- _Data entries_
------------------------------------------------------------

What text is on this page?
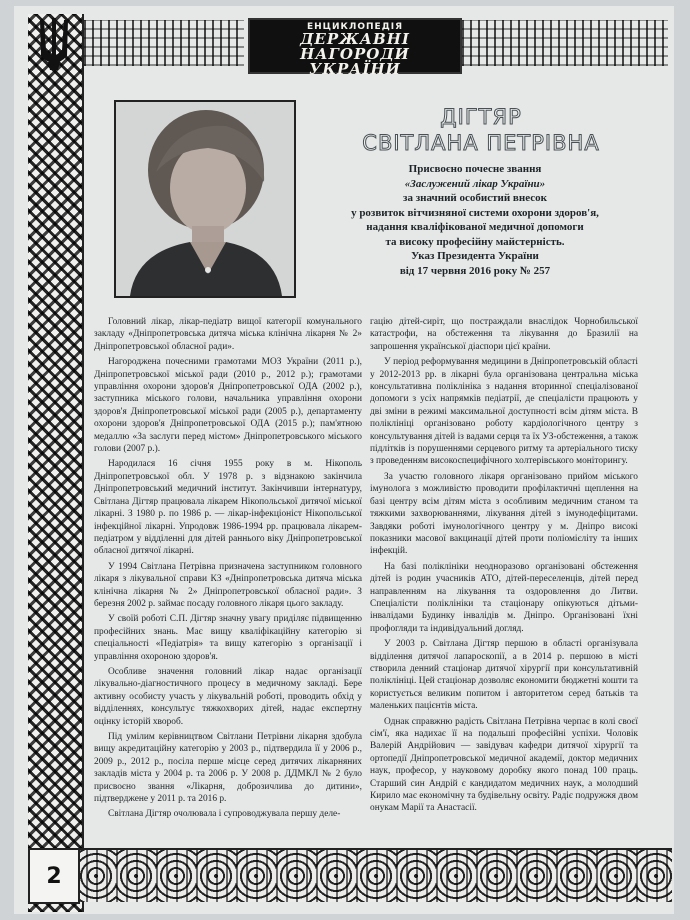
ЕНЦИКЛОПЕДІЯ
ДЕРЖАВНІ НАГОРОДИ
УКРАЇНИ
ДІГТЯР
СВІТЛАНА ПЕТРІВНА
Присвоєно почесне звання
«Заслужений лікар України»
за значний особистий внесок
у розвиток вітчизняної системи охорони здоров'я,
надання кваліфікованої медичної допомоги
та високу професійну майстерність.
Указ Президента України
від 17 червня 2016 року № 257

Головний лікар, лікар-педіатр вищої категорії комунального закладу «Дніпропетровська дитяча міська клінічна лікарня № 2» Дніпропетровської обласної ради».

Нагороджена почесними грамотами МОЗ України (2011 р.), Дніпропетровської міської ради (2010 р., 2012 р.); грамотами управління охорони здоров'я Дніпропетровської ОДА (2002 р.), заступника міського голови, начальника управління охорони здоров'я Дніпропетровської міської ради (2005 р.), департаменту охорони здоров'я Дніпропетровської ОДА (2015 р.); пам'ятною медаллю «За заслуги перед містом» Дніпропетровського міського голови (2007 р.).

Народилася 16 січня 1955 року в м. Нікополь Дніпропетровської обл. У 1978 р. з відзнакою закінчила Дніпропетровський медичний інститут. Закінчивши інтернатуру, Світлана Дігтяр працювала лікарем Нікопольської дитячої міської лікарні. З 1980 р. по 1986 р. — лікар-інфекціоніст Нікопольської інфекційної лікарні. Упродовж 1986-1994 рр. працювала лікарем-педіатром у відділенні для дітей раннього віку Дніпропетровської обласної дитячої лікарні.

У 1994 Світлана Петрівна призначена заступником головного лікаря з лікувальної справи КЗ «Дніпропетровська дитяча міська клінічна лікарня № 2» Дніпропетровської обласної ради». З березня 2002 р. займає посаду головного лікаря цього закладу.

У своїй роботі С.П. Дігтяр значну увагу приділяє підвищенню професійних знань. Має вищу кваліфікаційну категорію зі спеціальності «Педіатрія» та вищу категорію з організації і управління охороною здоров'я.

Особливе значення головний лікар надає організації лікувально-діагностичного процесу в медичному закладі. Бере активну особисту участь у лікувальній роботі, проводить обхід у відділеннях, консультує тяжкохворих дітей, надає експертну оцінку історій хвороб.

Під умілим керівництвом Світлани Петрівни лікарня здобула вищу акредитаційну категорію у 2003 р., підтвердила її у 2006 р., 2009 р., 2012 р., посіла перше місце серед дитячих лікарняних закладів міста у 2004 р. та 2006 р. У 2008 р. ДДМКЛ № 2 було присвоєно звання «Лікарня, доброзичлива до дитини», підтверджене у 2011 р. та 2016 р.

Світлана Дігтяр очолювала і супроводжувала першу деле-

гацію дітей-сиріт, що постраждали внаслідок Чорнобильської катастрофи, на обстеження та лікування до Бразилії на запрошення української діаспори цієї країни.

У період реформування медицини в Дніпропетровській області у 2012-2013 рр. в лікарні була організована центральна міська консультативна поліклініка з надання вторинної спеціалізованої допомоги з усіх напрямків педіатрії, де спеціалісти працюють у дві зміни в режимі максимальної доступності всім дітям міста. В поліклініці організовано роботу кардіологічного центру з консультування дітей із вадами серця та їх УЗ-обстеження, а також підлітків із порушеннями серцевого ритму та артеріального тиску з проведенням високоспецифічного холтерівського моніторингу.

За участю головного лікаря організовано прийом міського імунолога з можливістю проводити профілактичні щеплення на базі центру всім дітям міста з особливим медичним станом та тяжкими захворюваннями, лікування дітей з імунодефіцитами. Завдяки роботі імунологічного центру у м. Дніпро високі показники масової вакцинації дітей проти поліомієліту та інших інфекцій.

На базі поліклініки неодноразово організовані обстеження дітей із родин учасників АТО, дітей-переселенців, дітей перед направленням на лікування та оздоровлення до Литви. Спеціалісти поліклініки та стаціонару опікуються дітьми-інвалідами Будинку інвалідів м. Дніпро. Організовані їхні профогляди та індивідуальний догляд.

У 2003 р. Світлана Дігтяр першою в області організувала відділення дитячої лапароскопії, а в 2014 р. першою в місті створила денний стаціонар дитячої хірургії при консультативній поліклініці. Цей стаціонар дозволяє економити бюджетні кошти та користується великим попитом і авторитетом серед батьків та маленьких пацієнтів міста.

Однак справжню радість Світлана Петрівна черпає в колі своєї сім'ї, яка надихає її на подальші професійні успіхи. Чоловік Валерій Андрійович — завідувач кафедри дитячої хірургії та ортопедії Дніпропетровської медичної академії, доктор медичних наук, професор, у науковому доробку якого понад 100 праць. Старший син Андрій є кандидатом медичних наук, а молодший Кирило має економічну та будівельну освіту. Радіє подружжя двом онукам Марії та Анастасії.

2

------------------------------------------------------------

- _Work required_
Gather every line from the listing above in which "організовано" appears, and copy those lines.

- _Response to this exercise_
У період реформування медицини в Дніпропетровській області у 2012-2013 рр. в лікарні була організована центральна міська консультативна поліклініка з надання вторинної спеціалізованої допомоги з усіх напрямків педіатрії, де спеціалісти працюють у дві зміни в режимі максимальної доступності всім дітям міста. В поліклініці організовано роботу кардіологічного центру з консультування дітей із вадами серця та їх УЗ-обстеження, а також підлітків із порушеннями серцевого ритму та артеріального тиску з проведенням високоспецифічного холтерівського моніторингу.
За участю головного лікаря організовано прийом міського імунолога з можливістю проводити профілактичні щеплення на базі центру всім дітям міста з особливим медичним станом та тяжкими захворюваннями, лікування дітей з імунодефіцитами. Завдяки роботі імунологічного центру у м. Дніпро високі показники масової вакцинації дітей проти поліомієліту та інших інфекцій.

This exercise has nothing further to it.